--- PROBLEM STATEMENT ---
Search the listing below for the string "this" and show each line that contains it.

--- INPUT ---

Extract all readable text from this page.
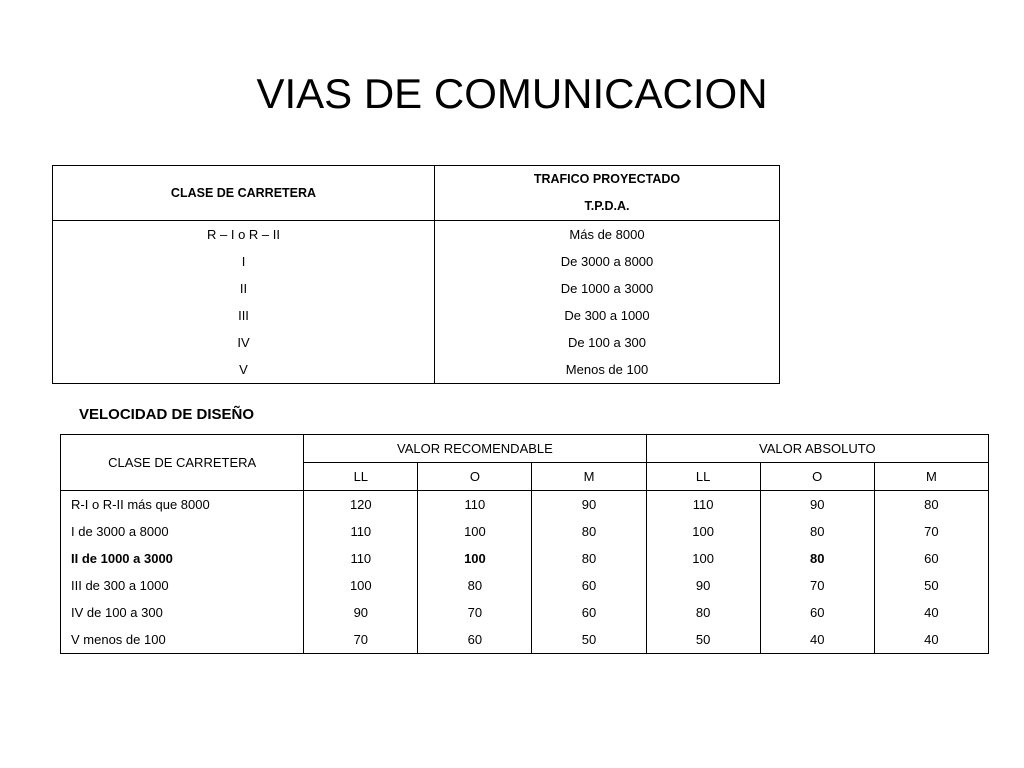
VIAS DE COMUNICACION
CLASE DE CARRETERA	TRAFICO PROYECTADO
T.P.D.A.

R – I o R – II	Más de 8000
I	De 3000 a 8000
II	De 1000 a 3000
III	De 300 a 1000
IV	De 100 a 300
V	Menos de 100
VELOCIDAD DE DISEÑO
CLASE DE CARRETERA	VALOR RECOMENDABLE			VALOR ABSOLUTO		
	LL	O	M	LL	O	M
R-I o R-II más que 8000	120	110	90	110	90	80
I de 3000 a 8000	110	100	80	100	80	70
II de 1000 a 3000	110	100	80	100	80	60
III de 300 a 1000	100	80	60	90	70	50
IV de 100 a 300	90	70	60	80	60	40
V menos de 100	70	60	50	50	40	40
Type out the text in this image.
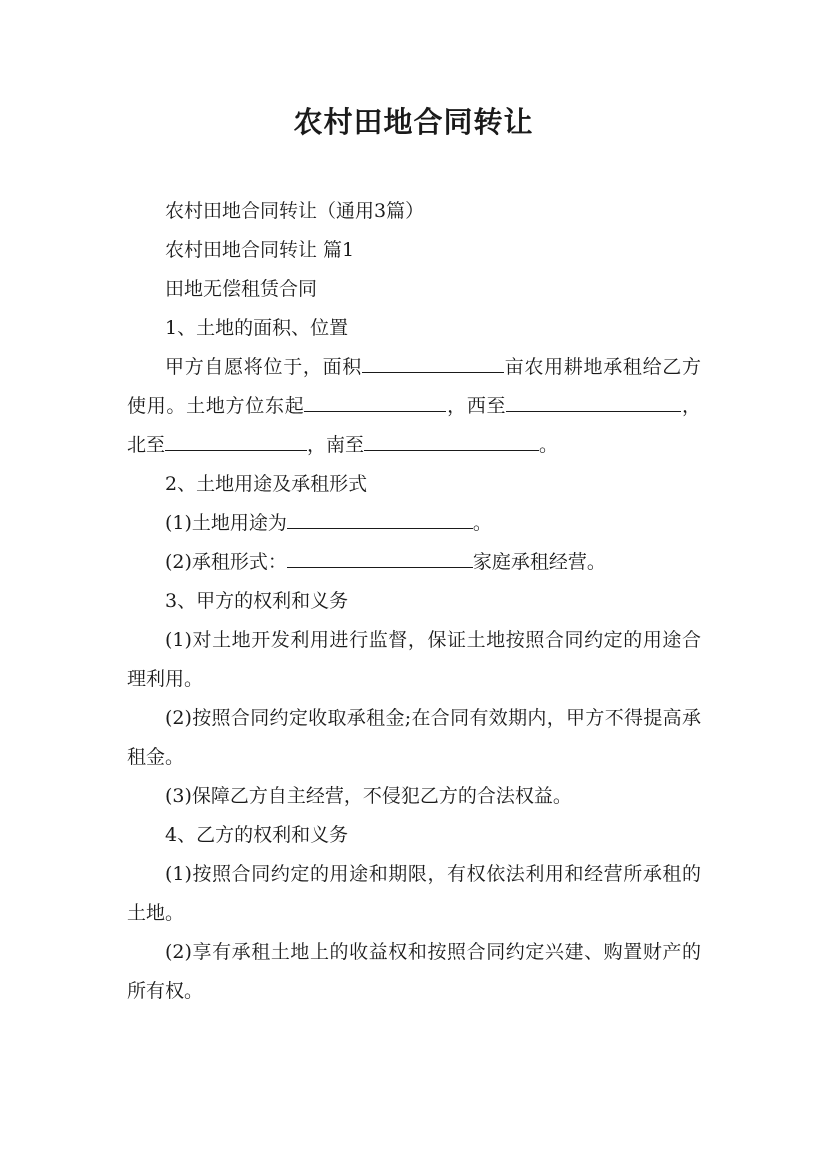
农村田地合同转让

农村田地合同转让（通用3篇）

农村田地合同转让 篇1

田地无偿租赁合同

1、土地的面积、位置

甲方自愿将位于，面积	亩农用耕地承租给乙方使用。土地方位东起	，西至	，北至	，南至	。

2、土地用途及承租形式

(1)土地用途为	。

(2)承租形式：	家庭承租经营。

3、甲方的权利和义务

(1)对土地开发利用进行监督，保证土地按照合同约定的用途合理利用。

(2)按照合同约定收取承租金;在合同有效期内，甲方不得提高承租金。

(3)保障乙方自主经营，不侵犯乙方的合法权益。

4、乙方的权利和义务

(1)按照合同约定的用途和期限，有权依法利用和经营所承租的土地。

(2)享有承租土地上的收益权和按照合同约定兴建、购置财产的所有权。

--- EXERCISE OUTPUT ---
Extract all readable text from this page.
Type out the text in this image.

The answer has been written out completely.